** Task details **
Write out the material below again, unchanged.

** Dataset **
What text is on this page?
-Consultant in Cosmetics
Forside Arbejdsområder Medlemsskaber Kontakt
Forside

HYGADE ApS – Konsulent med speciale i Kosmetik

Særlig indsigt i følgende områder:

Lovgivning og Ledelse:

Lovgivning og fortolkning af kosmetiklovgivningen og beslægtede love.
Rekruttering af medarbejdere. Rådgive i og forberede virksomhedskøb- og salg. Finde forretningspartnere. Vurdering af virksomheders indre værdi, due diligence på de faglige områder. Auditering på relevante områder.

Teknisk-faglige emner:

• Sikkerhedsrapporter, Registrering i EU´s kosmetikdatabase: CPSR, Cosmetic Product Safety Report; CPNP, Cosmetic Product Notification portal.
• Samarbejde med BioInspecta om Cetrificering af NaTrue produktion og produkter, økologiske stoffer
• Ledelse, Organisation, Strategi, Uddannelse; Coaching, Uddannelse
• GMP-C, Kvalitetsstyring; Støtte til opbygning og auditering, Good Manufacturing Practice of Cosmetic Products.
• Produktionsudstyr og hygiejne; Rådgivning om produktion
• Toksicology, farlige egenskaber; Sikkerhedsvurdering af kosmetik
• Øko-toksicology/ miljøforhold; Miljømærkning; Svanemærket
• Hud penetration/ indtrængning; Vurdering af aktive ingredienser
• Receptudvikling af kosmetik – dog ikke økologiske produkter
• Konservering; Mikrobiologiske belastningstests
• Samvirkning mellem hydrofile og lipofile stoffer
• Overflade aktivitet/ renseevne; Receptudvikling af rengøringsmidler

** Task answer **
What text is on this page?
-Consultant in Cosmetics
Forside Arbejdsområder Medlemsskaber Kontakt
Forside

HYGADE ApS – Konsulent med speciale i Kosmetik

Særlig indsigt i følgende områder:

Lovgivning og Ledelse:

Lovgivning og fortolkning af kosmetiklovgivningen og beslægtede love.
Rekruttering af medarbejdere. Rådgive i og forberede virksomhedskøb- og salg. Finde forretningspartnere. Vurdering af virksomheders indre værdi, due diligence på de faglige områder. Auditering på relevante områder.

Teknisk-faglige emner:

• Sikkerhedsrapporter, Registrering i EU´s kosmetikdatabase: CPSR, Cosmetic Product Safety Report; CPNP, Cosmetic Product Notification portal.
• Samarbejde med BioInspecta om Cetrificering af NaTrue produktion og produkter, økologiske stoffer
• Ledelse, Organisation, Strategi, Uddannelse; Coaching, Uddannelse
• GMP-C, Kvalitetsstyring; Støtte til opbygning og auditering, Good Manufacturing Practice of Cosmetic Products.
• Produktionsudstyr og hygiejne; Rådgivning om produktion
• Toksicology, farlige egenskaber; Sikkerhedsvurdering af kosmetik
• Øko-toksicology/ miljøforhold; Miljømærkning; Svanemærket
• Hud penetration/ indtrængning; Vurdering af aktive ingredienser
• Receptudvikling af kosmetik – dog ikke økologiske produkter
• Konservering; Mikrobiologiske belastningstests
• Samvirkning mellem hydrofile og lipofile stoffer
• Overflade aktivitet/ renseevne; Receptudvikling af rengøringsmidler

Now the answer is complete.